## START

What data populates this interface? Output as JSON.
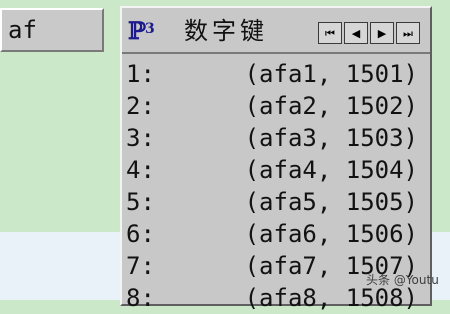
{
  "input": {
    "value": "af"
  },
  "candidate_window": {
    "logo_text": "ℙ",
    "logo_sup": "3",
    "title": "数字键",
    "nav": [
      {
        "label": "⏮"
      },
      {
        "label": "◀"
      },
      {
        "label": "▶"
      },
      {
        "label": "⏭"
      }
    ],
    "candidates": [
      {
        "index": "1:",
        "value": "(afa1, 1501)"
      },
      {
        "index": "2:",
        "value": "(afa2, 1502)"
      },
      {
        "index": "3:",
        "value": "(afa3, 1503)"
      },
      {
        "index": "4:",
        "value": "(afa4, 1504)"
      },
      {
        "index": "5:",
        "value": "(afa5, 1505)"
      },
      {
        "index": "6:",
        "value": "(afa6, 1506)"
      },
      {
        "index": "7:",
        "value": "(afa7, 1507)"
      },
      {
        "index": "8:",
        "value": "(afa8, 1508)"
      }
    ]
  },
  "watermark": {
    "text": "头条 @Youtu"
  },
  "colors": {
    "background_green": "#cbe8c8",
    "background_blue": "#e8f2f8",
    "panel_gray": "#c8c8c8",
    "logo_blue": "#1b1b8c"
  },
  "icons": {
    "logo": "ime-logo-icon",
    "first_page": "first-page-icon",
    "prev_page": "previous-page-icon",
    "next_page": "next-page-icon",
    "last_page": "last-page-icon"
  }
}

## END

■ What is asked ■
From the entries above, list each line with "value" in it.

■ Finished exercise ■
    "value": "af"
        "value": "(afa1, 1501)"
        "value": "(afa2, 1502)"
        "value": "(afa3, 1503)"
        "value": "(afa4, 1504)"
        "value": "(afa5, 1505)"
        "value": "(afa6, 1506)"
        "value": "(afa7, 1507)"
        "value": "(afa8, 1508)"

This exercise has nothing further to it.